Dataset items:
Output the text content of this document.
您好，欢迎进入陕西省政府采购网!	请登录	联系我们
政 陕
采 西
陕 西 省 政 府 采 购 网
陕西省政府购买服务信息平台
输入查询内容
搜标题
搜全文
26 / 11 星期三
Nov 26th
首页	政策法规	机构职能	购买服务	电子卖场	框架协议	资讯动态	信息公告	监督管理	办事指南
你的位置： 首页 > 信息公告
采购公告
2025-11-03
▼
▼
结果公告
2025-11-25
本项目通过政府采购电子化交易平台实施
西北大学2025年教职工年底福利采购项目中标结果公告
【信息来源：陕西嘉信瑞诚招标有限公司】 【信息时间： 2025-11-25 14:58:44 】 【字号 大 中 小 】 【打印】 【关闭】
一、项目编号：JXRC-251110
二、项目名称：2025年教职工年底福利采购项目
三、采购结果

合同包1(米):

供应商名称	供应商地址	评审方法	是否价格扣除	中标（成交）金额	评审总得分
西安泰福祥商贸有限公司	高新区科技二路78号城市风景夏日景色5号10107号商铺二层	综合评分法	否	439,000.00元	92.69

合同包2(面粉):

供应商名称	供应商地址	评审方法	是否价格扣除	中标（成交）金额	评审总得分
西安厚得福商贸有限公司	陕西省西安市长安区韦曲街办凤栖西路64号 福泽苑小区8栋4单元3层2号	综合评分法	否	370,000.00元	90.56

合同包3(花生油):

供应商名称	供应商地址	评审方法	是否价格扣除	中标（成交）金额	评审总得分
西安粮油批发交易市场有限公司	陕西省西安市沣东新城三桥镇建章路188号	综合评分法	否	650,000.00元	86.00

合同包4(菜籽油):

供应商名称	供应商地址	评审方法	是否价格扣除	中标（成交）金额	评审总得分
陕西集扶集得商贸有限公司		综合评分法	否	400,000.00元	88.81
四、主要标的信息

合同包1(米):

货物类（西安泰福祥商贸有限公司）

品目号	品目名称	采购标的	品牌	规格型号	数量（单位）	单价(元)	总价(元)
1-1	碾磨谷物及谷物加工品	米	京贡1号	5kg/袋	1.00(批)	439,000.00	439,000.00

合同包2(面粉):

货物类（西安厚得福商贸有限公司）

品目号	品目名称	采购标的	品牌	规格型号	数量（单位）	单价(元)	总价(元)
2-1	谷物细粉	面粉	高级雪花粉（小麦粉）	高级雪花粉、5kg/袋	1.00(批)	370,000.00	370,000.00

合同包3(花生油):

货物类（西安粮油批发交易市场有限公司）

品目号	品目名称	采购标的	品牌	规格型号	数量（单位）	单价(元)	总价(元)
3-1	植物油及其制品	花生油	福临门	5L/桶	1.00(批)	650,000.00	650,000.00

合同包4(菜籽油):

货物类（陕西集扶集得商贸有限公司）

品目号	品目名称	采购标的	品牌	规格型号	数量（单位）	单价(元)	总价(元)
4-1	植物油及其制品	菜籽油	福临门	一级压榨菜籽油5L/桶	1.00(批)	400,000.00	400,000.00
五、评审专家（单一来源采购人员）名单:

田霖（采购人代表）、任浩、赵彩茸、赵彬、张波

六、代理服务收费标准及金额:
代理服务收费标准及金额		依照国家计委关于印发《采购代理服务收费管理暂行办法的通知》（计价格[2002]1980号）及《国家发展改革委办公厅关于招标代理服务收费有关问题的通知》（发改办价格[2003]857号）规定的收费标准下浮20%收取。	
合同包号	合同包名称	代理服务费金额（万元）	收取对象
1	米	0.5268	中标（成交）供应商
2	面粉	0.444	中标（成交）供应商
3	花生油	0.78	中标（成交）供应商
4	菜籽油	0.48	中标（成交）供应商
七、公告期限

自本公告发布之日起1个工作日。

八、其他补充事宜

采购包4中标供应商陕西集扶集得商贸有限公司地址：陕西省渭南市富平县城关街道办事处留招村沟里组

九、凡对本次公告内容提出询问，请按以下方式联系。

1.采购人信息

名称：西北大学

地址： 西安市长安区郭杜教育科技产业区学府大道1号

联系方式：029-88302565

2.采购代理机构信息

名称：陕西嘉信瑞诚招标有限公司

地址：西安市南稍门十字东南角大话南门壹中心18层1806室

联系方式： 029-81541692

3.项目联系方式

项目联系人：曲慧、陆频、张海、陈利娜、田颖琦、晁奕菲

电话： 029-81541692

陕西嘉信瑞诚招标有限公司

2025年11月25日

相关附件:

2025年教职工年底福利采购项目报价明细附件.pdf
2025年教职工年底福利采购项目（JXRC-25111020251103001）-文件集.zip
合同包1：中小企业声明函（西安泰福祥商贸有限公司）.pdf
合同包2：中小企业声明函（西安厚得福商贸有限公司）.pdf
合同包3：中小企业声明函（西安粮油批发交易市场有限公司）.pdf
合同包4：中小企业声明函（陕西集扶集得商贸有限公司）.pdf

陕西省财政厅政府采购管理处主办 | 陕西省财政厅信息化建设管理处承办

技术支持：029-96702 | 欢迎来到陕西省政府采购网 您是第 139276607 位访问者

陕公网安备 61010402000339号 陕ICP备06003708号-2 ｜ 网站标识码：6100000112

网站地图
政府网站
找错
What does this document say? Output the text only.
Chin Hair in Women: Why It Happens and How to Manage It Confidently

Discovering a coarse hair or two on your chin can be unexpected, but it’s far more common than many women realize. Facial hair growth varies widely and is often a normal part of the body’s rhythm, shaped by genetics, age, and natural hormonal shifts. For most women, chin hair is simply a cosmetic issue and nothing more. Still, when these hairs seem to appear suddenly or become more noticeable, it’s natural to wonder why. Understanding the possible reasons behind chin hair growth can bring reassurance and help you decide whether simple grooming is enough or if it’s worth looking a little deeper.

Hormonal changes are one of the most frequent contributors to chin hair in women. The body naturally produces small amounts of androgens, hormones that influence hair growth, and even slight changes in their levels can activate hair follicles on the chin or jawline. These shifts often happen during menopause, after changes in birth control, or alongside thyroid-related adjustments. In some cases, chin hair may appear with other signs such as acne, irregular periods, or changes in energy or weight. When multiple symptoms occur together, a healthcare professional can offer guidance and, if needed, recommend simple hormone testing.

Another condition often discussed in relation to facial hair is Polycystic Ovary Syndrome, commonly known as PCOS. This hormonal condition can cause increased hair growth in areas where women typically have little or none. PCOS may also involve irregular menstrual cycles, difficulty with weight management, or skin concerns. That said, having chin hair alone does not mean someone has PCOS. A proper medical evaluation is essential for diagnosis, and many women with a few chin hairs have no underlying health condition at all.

What needs to be done: Copy each line that contains the word "document".

In response:
Output the text content of this document.
What does this document say? Output the text only.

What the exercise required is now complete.